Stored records
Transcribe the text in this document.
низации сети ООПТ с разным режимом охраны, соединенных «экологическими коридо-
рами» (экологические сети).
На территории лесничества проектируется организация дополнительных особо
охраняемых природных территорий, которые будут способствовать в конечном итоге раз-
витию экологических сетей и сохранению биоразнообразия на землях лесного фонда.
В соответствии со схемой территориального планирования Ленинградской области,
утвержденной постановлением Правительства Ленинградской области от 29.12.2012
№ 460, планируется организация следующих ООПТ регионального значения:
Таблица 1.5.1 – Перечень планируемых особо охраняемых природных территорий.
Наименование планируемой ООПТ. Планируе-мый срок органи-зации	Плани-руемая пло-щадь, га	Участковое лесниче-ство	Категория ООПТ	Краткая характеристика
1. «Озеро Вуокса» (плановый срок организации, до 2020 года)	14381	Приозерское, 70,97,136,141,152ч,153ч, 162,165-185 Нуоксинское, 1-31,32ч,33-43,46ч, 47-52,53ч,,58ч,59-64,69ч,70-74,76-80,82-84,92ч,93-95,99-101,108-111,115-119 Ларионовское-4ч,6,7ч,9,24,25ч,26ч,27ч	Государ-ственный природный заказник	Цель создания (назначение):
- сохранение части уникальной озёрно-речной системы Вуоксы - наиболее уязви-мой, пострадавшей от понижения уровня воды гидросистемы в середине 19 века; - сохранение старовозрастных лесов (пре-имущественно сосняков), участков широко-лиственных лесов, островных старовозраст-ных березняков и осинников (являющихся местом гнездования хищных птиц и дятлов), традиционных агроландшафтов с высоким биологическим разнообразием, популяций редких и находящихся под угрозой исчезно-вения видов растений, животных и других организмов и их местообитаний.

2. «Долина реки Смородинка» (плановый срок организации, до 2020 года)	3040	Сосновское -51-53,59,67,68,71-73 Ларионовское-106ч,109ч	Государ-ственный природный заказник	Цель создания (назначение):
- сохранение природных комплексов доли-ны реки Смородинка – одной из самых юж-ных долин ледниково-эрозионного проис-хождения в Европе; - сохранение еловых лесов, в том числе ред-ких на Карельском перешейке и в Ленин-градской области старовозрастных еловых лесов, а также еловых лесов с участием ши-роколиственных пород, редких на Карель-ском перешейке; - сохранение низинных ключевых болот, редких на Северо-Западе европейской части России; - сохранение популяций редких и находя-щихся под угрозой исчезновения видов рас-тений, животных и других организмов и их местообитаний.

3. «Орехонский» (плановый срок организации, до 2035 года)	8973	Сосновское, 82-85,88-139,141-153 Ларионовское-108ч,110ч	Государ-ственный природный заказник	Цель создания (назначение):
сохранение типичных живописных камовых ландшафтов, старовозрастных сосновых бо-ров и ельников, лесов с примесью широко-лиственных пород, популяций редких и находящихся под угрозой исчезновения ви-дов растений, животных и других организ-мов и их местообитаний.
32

Written request
From the entries above, return each line with the word "года" in it.

Result of the exercise
1. «Озеро Вуокса» (плановый срок организации, до 2020 года)	14381	Приозерское, 70,97,136,141,152ч,153ч, 162,165-185 Нуоксинское, 1-31,32ч,33-43,46ч, 47-52,53ч,,58ч,59-64,69ч,70-74,76-80,82-84,92ч,93-95,99-101,108-111,115-119 Ларионовское-4ч,6,7ч,9,24,25ч,26ч,27ч	Государ-ственный природный заказник	Цель создания (назначение):
2. «Долина реки Смородинка» (плановый срок организации, до 2020 года)	3040	Сосновское -51-53,59,67,68,71-73 Ларионовское-106ч,109ч	Государ-ственный природный заказник	Цель создания (назначение):
3. «Орехонский» (плановый срок организации, до 2035 года)	8973	Сосновское, 82-85,88-139,141-153 Ларионовское-108ч,110ч	Государ-ственный природный заказник	Цель создания (назначение):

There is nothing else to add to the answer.